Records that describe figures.

+ + + + +

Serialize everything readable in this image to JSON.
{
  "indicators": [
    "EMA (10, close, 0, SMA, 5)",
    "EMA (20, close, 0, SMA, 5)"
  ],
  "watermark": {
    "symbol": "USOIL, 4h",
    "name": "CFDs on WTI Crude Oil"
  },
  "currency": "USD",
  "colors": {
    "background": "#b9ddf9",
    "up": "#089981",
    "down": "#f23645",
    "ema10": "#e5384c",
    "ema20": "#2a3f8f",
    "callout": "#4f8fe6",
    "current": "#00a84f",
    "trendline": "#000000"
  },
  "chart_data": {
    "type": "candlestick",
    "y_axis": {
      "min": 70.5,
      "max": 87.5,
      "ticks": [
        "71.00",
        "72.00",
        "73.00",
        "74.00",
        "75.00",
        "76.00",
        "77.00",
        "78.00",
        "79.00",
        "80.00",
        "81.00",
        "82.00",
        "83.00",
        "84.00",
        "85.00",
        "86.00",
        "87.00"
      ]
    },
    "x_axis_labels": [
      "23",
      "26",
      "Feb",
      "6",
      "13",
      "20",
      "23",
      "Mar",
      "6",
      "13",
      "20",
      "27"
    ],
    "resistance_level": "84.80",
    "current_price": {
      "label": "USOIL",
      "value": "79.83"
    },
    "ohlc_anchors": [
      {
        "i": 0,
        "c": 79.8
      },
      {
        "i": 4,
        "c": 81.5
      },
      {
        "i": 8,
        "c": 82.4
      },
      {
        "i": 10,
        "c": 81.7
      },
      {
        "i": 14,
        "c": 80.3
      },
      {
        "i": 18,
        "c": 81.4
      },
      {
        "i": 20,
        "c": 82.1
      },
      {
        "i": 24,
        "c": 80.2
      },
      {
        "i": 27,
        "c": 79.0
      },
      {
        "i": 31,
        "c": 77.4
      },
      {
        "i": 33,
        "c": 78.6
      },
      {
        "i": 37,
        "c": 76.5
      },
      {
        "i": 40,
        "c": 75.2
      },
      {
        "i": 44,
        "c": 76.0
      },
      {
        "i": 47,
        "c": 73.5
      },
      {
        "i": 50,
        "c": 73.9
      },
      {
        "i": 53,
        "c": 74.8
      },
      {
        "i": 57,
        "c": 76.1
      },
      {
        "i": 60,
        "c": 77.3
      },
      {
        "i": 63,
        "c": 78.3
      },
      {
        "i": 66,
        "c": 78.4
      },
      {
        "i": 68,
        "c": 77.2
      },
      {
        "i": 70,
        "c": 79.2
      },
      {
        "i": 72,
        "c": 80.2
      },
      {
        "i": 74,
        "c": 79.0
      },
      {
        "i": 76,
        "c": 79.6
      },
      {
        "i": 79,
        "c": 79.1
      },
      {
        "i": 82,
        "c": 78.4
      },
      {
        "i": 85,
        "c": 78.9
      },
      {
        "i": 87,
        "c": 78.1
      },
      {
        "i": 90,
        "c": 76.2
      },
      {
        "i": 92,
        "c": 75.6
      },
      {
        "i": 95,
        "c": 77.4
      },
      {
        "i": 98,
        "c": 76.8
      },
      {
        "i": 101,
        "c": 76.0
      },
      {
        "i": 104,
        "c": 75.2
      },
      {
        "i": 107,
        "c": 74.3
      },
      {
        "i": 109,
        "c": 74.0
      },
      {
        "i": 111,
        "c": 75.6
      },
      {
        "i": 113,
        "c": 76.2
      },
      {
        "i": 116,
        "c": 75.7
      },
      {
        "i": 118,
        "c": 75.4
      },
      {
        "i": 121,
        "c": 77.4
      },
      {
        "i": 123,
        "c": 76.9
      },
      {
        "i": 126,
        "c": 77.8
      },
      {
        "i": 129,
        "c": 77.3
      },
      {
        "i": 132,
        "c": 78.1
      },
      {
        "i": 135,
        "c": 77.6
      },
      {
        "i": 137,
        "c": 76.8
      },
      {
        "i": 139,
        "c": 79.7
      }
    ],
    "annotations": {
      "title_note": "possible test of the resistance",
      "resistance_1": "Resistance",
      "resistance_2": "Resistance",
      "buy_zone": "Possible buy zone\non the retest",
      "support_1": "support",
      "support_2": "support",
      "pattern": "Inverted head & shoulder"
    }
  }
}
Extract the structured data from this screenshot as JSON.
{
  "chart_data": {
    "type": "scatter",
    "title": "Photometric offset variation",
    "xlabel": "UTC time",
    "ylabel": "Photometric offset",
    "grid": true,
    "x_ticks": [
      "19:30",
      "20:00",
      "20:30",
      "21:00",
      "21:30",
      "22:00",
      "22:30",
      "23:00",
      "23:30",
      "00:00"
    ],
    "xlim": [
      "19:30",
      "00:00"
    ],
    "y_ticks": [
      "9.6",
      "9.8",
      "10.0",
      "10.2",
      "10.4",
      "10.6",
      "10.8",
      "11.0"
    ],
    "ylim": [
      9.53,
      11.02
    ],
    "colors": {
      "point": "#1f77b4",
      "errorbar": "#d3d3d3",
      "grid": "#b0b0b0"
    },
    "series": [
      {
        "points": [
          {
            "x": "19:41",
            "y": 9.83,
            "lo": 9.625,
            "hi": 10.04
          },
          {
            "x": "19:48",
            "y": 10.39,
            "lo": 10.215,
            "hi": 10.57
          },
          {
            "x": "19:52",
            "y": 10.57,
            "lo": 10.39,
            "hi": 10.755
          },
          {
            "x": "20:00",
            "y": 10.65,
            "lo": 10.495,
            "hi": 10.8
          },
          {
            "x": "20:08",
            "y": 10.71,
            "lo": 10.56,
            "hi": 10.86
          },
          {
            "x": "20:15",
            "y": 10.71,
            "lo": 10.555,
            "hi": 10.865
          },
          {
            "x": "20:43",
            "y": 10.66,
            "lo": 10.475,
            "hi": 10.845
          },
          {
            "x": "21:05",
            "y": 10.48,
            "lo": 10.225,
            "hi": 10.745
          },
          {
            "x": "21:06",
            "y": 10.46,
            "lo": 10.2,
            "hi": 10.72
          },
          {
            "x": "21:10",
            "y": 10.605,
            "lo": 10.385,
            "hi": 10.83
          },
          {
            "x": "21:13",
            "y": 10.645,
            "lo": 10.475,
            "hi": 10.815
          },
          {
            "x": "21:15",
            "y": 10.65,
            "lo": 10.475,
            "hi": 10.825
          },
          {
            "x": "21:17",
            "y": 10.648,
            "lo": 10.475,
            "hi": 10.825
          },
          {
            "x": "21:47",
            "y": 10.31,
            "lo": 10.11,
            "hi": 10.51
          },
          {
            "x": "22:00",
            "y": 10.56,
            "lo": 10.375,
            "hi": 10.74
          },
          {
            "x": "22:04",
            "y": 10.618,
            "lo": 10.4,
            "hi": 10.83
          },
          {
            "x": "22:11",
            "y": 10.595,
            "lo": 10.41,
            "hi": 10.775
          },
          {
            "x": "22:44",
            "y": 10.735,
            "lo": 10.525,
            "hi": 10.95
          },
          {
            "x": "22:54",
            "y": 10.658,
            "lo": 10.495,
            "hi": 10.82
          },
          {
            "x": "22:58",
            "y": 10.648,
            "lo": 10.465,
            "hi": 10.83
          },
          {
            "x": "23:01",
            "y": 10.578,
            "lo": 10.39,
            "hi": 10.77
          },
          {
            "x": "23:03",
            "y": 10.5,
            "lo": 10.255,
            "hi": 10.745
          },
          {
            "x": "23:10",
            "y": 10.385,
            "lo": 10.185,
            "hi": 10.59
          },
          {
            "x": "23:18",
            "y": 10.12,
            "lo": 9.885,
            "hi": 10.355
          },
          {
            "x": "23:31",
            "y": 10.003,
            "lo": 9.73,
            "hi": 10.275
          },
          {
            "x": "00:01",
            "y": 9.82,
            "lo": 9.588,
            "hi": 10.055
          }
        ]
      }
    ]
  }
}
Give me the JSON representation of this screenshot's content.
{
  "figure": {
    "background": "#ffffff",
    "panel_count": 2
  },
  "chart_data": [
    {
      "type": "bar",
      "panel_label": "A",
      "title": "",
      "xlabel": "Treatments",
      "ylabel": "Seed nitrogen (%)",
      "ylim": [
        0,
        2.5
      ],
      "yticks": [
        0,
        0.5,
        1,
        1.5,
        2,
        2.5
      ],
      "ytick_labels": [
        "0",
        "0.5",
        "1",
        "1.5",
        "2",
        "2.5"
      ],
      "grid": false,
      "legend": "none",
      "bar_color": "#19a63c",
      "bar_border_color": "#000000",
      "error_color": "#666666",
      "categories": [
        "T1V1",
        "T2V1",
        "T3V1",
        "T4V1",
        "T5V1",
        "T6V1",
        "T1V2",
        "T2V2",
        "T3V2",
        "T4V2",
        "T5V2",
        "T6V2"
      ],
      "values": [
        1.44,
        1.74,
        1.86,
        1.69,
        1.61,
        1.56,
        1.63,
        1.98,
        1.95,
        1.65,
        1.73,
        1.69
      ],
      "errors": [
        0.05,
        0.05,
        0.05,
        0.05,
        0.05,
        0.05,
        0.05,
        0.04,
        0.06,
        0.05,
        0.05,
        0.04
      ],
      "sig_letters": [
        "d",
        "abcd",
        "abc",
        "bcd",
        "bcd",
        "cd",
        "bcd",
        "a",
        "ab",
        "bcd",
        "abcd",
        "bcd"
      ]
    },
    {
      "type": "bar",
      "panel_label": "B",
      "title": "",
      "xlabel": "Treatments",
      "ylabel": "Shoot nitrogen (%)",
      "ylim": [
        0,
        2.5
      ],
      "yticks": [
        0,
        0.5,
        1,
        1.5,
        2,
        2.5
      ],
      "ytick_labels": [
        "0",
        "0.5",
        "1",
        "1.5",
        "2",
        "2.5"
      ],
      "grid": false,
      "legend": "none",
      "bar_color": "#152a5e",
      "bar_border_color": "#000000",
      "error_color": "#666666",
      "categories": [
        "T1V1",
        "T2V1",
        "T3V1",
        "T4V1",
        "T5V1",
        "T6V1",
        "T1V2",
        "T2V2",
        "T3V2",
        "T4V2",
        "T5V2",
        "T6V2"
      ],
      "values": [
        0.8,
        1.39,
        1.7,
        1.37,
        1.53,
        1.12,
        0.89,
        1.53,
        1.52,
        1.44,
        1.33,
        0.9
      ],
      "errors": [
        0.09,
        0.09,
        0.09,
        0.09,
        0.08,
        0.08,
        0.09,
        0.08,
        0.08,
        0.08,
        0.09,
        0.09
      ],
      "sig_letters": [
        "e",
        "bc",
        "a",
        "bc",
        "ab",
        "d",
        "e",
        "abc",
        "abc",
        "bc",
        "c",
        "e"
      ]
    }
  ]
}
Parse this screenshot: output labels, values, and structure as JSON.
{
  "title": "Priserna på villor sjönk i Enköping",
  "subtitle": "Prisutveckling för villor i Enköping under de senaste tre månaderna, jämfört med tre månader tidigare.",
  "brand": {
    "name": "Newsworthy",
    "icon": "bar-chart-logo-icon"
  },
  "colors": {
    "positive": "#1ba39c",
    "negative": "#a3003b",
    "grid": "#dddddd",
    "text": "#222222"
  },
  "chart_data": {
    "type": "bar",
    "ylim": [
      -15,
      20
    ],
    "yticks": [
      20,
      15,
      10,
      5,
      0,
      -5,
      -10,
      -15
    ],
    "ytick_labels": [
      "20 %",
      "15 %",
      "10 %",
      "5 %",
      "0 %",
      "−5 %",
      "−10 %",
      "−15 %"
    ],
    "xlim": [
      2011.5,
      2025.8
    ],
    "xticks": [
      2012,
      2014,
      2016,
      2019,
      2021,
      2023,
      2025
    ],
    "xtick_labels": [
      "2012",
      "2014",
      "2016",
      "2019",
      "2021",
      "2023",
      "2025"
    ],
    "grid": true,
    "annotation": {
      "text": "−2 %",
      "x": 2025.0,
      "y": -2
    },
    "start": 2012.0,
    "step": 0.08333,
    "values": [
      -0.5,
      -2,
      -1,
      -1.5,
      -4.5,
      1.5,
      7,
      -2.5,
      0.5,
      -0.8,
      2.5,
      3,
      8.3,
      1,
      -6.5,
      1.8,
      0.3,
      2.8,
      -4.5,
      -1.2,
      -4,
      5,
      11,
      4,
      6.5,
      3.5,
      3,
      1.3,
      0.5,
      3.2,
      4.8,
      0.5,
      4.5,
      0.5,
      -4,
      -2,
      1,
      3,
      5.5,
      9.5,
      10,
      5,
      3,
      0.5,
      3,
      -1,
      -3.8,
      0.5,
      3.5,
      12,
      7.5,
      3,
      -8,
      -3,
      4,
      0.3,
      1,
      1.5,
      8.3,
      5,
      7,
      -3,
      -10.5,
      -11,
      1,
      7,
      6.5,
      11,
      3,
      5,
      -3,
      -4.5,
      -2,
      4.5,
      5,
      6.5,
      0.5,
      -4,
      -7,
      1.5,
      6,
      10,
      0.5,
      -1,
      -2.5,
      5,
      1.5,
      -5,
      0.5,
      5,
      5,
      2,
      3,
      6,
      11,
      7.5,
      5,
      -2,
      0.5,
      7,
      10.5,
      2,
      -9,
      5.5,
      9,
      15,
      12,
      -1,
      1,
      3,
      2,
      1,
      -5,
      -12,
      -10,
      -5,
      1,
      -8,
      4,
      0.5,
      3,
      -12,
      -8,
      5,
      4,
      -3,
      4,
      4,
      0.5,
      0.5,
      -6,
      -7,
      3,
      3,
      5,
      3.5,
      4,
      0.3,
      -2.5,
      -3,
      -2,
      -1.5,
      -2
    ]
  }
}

+ + + + +

Exercise details. Return each line where "ylabel" shows up.

Answer to the task.
    "ylabel": "Photometric offset",
      "ylabel": "Seed nitrogen (%)",
      "ylabel": "Shoot nitrogen (%)",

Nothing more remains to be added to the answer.